Scan the entries below for the word "structure". Copy each line that has it.

--- BEGIN Supplied information ---

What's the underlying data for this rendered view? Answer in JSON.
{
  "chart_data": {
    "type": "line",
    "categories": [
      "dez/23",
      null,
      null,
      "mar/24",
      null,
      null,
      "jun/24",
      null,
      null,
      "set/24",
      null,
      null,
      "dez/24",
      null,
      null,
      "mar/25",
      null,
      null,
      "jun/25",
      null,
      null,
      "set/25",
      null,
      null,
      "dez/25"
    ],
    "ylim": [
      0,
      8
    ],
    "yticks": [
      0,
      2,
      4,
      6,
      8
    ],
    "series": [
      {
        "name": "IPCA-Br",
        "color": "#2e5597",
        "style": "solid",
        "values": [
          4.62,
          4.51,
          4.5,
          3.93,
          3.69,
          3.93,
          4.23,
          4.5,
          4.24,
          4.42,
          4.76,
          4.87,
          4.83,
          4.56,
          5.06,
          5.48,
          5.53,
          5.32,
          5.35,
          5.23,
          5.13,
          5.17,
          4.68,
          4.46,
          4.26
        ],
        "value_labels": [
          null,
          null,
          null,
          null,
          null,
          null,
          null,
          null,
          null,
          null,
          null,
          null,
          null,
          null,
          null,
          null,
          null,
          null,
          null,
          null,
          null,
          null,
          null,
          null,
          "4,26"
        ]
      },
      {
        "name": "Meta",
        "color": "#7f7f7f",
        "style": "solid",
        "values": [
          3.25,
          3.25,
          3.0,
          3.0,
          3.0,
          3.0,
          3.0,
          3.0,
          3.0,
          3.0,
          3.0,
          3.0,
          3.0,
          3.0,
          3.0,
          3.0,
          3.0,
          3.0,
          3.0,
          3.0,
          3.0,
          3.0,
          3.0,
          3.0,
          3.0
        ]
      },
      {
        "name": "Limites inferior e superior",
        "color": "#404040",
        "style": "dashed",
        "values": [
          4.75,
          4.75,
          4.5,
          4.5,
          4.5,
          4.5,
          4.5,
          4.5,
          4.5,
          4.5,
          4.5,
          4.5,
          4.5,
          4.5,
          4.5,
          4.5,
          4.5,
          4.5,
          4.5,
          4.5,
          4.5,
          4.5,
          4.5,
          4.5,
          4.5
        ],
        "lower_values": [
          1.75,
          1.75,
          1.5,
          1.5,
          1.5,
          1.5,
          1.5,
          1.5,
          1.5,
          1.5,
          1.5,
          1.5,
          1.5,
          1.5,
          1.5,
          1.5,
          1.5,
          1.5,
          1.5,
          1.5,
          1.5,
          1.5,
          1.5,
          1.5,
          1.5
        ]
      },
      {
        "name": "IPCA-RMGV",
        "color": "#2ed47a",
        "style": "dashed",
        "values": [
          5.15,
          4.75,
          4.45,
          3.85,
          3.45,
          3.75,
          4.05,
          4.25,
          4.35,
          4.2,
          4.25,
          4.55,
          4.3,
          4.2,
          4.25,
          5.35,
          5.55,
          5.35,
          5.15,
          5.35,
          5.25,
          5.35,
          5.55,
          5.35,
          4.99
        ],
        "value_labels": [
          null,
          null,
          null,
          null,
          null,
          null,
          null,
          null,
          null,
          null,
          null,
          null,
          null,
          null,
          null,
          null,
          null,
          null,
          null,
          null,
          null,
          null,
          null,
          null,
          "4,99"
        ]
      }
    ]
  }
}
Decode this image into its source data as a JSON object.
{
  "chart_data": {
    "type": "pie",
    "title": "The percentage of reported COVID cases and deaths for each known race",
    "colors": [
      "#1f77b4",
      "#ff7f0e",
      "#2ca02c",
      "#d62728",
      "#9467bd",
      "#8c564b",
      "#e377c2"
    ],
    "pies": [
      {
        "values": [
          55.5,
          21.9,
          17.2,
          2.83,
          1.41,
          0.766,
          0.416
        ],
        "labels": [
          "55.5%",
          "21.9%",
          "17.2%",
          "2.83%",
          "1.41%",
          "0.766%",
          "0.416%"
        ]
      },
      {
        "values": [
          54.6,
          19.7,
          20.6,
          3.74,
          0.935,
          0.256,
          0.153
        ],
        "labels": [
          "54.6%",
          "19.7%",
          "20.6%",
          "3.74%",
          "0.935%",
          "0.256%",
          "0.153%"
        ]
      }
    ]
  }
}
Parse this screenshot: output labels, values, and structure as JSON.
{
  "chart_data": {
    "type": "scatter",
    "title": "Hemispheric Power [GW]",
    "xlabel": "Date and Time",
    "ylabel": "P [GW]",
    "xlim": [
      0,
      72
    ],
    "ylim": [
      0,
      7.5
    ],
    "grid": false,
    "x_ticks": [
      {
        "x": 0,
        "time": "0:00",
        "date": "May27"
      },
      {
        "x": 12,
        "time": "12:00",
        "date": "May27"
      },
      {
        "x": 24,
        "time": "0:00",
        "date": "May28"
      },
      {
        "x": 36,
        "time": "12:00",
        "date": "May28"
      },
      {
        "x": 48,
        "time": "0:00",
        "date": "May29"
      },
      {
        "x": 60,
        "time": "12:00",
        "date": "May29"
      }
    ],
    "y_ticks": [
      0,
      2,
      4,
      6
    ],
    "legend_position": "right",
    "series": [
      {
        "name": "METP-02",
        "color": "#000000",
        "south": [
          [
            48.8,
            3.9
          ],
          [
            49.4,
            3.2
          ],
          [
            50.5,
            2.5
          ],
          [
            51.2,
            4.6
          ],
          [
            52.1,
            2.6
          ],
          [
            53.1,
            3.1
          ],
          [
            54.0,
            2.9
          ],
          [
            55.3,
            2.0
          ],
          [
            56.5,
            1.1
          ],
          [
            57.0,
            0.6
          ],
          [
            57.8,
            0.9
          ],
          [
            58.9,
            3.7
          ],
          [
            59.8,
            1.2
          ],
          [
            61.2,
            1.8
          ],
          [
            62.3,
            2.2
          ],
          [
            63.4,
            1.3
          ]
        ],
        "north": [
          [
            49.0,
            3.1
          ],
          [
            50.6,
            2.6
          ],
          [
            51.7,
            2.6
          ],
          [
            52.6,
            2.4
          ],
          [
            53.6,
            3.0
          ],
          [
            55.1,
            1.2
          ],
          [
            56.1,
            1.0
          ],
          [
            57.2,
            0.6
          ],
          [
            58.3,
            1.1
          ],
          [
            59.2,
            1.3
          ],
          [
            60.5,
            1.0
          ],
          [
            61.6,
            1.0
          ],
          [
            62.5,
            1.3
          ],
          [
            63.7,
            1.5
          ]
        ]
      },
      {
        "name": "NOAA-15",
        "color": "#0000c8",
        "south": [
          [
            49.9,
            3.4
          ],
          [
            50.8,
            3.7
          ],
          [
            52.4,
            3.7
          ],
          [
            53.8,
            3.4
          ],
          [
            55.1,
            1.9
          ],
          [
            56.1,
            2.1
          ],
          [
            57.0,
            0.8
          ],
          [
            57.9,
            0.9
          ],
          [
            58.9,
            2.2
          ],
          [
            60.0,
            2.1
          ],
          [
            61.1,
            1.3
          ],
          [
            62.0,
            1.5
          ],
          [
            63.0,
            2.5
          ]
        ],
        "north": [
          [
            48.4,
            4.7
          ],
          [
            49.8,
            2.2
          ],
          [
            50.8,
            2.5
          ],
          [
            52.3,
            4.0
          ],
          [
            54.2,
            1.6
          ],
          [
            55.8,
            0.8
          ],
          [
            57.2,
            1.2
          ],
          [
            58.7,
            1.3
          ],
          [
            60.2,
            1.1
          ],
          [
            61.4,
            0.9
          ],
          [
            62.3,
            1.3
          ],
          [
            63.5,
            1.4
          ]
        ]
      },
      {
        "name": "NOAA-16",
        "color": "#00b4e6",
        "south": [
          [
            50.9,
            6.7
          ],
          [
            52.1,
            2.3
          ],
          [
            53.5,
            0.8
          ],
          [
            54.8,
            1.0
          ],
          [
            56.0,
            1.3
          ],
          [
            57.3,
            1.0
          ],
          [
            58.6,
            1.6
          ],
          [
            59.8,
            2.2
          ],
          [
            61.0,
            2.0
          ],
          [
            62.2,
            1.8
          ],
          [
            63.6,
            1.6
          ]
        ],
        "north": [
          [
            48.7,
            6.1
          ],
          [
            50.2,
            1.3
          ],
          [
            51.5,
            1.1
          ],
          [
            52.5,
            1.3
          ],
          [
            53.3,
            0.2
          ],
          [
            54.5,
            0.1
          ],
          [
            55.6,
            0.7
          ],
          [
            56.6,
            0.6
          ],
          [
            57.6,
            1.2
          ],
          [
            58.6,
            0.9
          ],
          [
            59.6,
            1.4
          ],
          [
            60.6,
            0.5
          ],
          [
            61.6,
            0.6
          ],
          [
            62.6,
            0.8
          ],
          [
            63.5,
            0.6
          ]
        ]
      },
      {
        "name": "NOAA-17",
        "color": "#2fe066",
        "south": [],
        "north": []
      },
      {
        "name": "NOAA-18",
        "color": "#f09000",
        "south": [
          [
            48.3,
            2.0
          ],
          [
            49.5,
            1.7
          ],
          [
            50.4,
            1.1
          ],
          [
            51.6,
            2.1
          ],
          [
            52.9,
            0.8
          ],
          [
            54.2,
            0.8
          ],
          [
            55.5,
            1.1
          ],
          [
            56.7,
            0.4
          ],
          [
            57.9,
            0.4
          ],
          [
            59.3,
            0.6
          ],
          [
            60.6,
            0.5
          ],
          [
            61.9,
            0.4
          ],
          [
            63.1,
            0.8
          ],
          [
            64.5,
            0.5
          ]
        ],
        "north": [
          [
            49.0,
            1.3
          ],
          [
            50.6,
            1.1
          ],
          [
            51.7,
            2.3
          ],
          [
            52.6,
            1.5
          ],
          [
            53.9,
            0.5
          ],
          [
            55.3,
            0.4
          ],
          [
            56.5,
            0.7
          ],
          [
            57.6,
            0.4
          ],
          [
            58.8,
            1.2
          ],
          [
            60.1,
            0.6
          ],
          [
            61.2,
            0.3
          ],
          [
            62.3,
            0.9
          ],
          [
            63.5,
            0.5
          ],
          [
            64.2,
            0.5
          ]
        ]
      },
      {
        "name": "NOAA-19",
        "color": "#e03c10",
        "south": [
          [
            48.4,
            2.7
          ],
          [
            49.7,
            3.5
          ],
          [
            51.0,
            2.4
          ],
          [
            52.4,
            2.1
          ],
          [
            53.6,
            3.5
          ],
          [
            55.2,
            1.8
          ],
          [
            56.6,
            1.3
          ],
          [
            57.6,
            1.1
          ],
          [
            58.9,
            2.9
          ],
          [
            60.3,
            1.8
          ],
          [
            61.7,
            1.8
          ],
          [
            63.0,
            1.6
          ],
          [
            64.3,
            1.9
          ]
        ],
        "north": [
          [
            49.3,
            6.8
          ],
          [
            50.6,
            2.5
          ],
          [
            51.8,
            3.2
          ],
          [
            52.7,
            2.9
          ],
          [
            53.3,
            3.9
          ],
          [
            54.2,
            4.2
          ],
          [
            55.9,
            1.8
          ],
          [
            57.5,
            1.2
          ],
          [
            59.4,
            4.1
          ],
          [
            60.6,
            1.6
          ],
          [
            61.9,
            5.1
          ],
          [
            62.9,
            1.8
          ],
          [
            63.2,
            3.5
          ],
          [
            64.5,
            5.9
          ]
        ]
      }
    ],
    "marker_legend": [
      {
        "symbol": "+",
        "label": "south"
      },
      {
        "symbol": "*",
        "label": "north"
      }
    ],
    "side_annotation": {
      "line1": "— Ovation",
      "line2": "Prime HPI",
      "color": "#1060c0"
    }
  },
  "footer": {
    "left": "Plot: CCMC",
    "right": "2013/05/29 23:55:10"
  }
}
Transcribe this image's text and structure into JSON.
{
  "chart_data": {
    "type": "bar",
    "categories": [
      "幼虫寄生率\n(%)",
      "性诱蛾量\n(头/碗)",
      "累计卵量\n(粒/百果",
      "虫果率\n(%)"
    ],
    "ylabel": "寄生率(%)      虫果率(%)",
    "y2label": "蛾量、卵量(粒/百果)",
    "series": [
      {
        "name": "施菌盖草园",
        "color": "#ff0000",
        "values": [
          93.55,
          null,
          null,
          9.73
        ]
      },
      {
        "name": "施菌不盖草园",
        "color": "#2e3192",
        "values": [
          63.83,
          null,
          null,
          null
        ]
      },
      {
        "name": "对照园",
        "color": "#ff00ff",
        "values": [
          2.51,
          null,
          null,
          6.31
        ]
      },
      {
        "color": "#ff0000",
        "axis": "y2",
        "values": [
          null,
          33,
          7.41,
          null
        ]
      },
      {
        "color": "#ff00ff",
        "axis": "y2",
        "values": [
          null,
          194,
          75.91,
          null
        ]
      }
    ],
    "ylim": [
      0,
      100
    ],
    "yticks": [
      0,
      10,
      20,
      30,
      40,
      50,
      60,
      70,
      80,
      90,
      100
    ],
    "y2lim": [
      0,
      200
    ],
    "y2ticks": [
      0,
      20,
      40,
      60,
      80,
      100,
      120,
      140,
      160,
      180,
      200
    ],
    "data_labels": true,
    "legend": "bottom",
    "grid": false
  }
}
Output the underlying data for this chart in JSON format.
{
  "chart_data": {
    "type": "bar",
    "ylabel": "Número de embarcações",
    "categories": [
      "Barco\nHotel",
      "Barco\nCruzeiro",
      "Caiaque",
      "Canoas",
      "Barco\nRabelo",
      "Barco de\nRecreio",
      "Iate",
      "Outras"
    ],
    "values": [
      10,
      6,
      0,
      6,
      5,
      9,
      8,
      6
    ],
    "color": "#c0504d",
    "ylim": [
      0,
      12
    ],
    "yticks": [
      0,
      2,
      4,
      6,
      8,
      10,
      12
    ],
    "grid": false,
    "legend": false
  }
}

--- END Supplied information ---

== Correct response ==
Parse this screenshot: output labels, values, and structure as JSON.
Transcribe this image's text and structure into JSON.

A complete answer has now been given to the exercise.